* **Set problem**
The records below are to be quoted in full; please keep every word exact.

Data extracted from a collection
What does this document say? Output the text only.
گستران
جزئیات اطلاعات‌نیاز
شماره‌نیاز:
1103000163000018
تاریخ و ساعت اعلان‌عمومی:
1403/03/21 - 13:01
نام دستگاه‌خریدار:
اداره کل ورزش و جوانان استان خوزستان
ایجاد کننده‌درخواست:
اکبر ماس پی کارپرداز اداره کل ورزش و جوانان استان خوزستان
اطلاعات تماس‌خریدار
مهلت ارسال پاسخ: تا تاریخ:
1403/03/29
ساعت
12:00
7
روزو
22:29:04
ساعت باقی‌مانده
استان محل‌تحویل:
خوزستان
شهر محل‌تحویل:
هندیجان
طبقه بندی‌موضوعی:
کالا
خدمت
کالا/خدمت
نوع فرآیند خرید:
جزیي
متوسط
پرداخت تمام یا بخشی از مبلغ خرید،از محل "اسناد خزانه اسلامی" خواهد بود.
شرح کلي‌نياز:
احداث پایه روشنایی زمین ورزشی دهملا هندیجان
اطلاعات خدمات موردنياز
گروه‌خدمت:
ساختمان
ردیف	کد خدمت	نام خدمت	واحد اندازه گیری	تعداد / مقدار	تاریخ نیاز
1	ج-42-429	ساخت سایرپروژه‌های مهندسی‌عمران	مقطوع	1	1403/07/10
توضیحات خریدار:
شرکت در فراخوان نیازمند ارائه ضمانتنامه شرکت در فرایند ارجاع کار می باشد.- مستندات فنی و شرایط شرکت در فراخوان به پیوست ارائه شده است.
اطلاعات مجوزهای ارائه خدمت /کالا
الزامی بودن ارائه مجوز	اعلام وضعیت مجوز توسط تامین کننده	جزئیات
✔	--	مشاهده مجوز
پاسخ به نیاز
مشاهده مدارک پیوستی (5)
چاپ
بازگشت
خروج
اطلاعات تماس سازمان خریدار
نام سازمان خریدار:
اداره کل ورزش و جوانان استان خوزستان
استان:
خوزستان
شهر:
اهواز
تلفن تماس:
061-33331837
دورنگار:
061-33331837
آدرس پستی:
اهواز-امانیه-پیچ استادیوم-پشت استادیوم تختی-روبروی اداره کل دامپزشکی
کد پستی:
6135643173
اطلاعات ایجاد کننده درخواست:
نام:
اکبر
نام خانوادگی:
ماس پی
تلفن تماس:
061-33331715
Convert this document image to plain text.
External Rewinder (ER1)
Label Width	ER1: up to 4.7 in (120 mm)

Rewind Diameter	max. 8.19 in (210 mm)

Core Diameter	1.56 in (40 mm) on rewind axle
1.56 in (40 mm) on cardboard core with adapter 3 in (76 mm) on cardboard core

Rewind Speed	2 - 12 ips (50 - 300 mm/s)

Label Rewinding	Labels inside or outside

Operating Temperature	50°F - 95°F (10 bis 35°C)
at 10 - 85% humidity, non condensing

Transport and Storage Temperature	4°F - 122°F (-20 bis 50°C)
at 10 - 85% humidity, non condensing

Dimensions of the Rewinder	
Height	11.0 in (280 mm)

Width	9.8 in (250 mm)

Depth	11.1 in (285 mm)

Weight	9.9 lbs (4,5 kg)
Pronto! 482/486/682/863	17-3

* **Full response**
What does this document say? Output the text only.
گستران
جزئیات اطلاعات‌نیاز
شماره‌نیاز:
1103000163000018
تاریخ و ساعت اعلان‌عمومی:
1403/03/21 - 13:01
نام دستگاه‌خریدار:
اداره کل ورزش و جوانان استان خوزستان
ایجاد کننده‌درخواست:
اکبر ماس پی کارپرداز اداره کل ورزش و جوانان استان خوزستان
اطلاعات تماس‌خریدار
مهلت ارسال پاسخ: تا تاریخ:
1403/03/29
ساعت
12:00
7
روزو
22:29:04
ساعت باقی‌مانده
استان محل‌تحویل:
خوزستان
شهر محل‌تحویل:
هندیجان
طبقه بندی‌موضوعی:
کالا
خدمت
کالا/خدمت
نوع فرآیند خرید:
جزیي
متوسط
پرداخت تمام یا بخشی از مبلغ خرید،از محل "اسناد خزانه اسلامی" خواهد بود.
شرح کلي‌نياز:
احداث پایه روشنایی زمین ورزشی دهملا هندیجان
اطلاعات خدمات موردنياز
گروه‌خدمت:
ساختمان
ردیف	کد خدمت	نام خدمت	واحد اندازه گیری	تعداد / مقدار	تاریخ نیاز
1	ج-42-429	ساخت سایرپروژه‌های مهندسی‌عمران	مقطوع	1	1403/07/10
توضیحات خریدار:
شرکت در فراخوان نیازمند ارائه ضمانتنامه شرکت در فرایند ارجاع کار می باشد.- مستندات فنی و شرایط شرکت در فراخوان به پیوست ارائه شده است.
اطلاعات مجوزهای ارائه خدمت /کالا
الزامی بودن ارائه مجوز	اعلام وضعیت مجوز توسط تامین کننده	جزئیات
✔	--	مشاهده مجوز
پاسخ به نیاز
مشاهده مدارک پیوستی (5)
چاپ
بازگشت
خروج
اطلاعات تماس سازمان خریدار
نام سازمان خریدار:
اداره کل ورزش و جوانان استان خوزستان
استان:
خوزستان
شهر:
اهواز
تلفن تماس:
061-33331837
دورنگار:
061-33331837
آدرس پستی:
اهواز-امانیه-پیچ استادیوم-پشت استادیوم تختی-روبروی اداره کل دامپزشکی
کد پستی:
6135643173
اطلاعات ایجاد کننده درخواست:
نام:
اکبر
نام خانوادگی:
ماس پی
تلفن تماس:
061-33331715
Convert this document image to plain text.
External Rewinder (ER1)
Label Width	ER1: up to 4.7 in (120 mm)

Rewind Diameter	max. 8.19 in (210 mm)

Core Diameter	1.56 in (40 mm) on rewind axle
1.56 in (40 mm) on cardboard core with adapter 3 in (76 mm) on cardboard core

Rewind Speed	2 - 12 ips (50 - 300 mm/s)

Label Rewinding	Labels inside or outside

Operating Temperature	50°F - 95°F (10 bis 35°C)
at 10 - 85% humidity, non condensing

Transport and Storage Temperature	4°F - 122°F (-20 bis 50°C)
at 10 - 85% humidity, non condensing

Dimensions of the Rewinder	
Height	11.0 in (280 mm)

Width	9.8 in (250 mm)

Depth	11.1 in (285 mm)

Weight	9.9 lbs (4,5 kg)
Pronto! 482/486/682/863	17-3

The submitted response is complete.